_Available records:_
------------------------------------

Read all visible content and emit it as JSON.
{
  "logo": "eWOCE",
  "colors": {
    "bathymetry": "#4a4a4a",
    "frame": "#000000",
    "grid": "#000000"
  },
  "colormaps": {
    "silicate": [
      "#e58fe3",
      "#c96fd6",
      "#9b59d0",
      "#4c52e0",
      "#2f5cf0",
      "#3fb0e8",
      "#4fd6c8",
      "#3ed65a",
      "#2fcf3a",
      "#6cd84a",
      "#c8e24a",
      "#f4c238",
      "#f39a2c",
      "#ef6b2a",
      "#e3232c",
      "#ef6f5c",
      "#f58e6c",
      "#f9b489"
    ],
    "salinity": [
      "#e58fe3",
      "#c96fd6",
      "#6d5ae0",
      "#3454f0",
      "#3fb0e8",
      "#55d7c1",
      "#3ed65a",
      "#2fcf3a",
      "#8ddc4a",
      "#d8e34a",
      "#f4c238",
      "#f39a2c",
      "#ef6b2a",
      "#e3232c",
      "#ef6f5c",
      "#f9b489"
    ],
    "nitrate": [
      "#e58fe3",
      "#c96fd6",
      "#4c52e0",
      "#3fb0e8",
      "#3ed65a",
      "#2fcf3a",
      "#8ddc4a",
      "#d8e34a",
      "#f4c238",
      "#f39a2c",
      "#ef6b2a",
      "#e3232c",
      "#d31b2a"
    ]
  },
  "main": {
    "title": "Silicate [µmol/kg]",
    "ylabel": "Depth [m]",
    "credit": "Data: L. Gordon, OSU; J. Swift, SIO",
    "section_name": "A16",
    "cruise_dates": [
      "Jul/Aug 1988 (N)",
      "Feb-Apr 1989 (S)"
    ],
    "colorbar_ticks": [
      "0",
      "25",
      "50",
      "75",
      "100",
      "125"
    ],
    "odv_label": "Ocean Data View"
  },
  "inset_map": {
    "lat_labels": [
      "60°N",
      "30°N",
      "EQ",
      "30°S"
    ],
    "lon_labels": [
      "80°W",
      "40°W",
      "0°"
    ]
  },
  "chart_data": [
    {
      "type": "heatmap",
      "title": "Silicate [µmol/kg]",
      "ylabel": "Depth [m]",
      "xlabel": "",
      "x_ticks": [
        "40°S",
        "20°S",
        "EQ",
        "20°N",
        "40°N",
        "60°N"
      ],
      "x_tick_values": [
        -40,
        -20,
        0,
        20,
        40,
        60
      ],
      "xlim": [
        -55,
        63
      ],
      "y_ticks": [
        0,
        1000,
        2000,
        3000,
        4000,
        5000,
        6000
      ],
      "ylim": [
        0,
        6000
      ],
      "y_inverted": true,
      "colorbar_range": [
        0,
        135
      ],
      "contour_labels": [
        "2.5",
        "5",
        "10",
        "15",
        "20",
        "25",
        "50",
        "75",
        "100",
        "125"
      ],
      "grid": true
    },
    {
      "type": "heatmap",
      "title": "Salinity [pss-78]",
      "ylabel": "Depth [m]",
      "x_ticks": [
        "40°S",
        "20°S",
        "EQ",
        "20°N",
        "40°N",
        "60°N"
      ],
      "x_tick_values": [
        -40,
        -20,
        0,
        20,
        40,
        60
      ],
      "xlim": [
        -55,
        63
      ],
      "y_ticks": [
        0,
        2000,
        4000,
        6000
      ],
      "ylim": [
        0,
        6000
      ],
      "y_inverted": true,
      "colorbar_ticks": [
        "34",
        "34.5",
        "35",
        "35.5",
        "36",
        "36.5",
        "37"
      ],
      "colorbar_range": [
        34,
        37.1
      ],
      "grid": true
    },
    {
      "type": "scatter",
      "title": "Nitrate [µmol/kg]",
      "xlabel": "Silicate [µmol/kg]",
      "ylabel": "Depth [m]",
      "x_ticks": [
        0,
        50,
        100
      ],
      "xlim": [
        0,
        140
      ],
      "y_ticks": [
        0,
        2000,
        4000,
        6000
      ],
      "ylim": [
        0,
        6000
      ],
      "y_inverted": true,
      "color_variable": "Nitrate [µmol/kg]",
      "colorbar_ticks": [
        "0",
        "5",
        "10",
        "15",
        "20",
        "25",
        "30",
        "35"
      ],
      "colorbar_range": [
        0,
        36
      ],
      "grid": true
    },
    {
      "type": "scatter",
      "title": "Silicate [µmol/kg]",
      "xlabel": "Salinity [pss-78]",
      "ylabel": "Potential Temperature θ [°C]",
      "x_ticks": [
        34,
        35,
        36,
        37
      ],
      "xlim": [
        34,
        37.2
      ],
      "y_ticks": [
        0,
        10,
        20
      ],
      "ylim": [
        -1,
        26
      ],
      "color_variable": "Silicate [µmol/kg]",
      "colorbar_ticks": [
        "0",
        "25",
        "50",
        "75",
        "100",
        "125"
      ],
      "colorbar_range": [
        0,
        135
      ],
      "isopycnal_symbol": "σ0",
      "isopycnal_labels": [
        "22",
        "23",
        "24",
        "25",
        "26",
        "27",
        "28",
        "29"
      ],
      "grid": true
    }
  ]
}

------------------------------------

_What is expected:_ Above are the records. Identify each line that contains the word "µmol".

_Completed task:_
    "title": "Silicate [µmol/kg]",
      "title": "Silicate [µmol/kg]",
      "title": "Nitrate [µmol/kg]",
      "xlabel": "Silicate [µmol/kg]",
      "color_variable": "Nitrate [µmol/kg]",
      "title": "Silicate [µmol/kg]",
      "color_variable": "Silicate [µmol/kg]",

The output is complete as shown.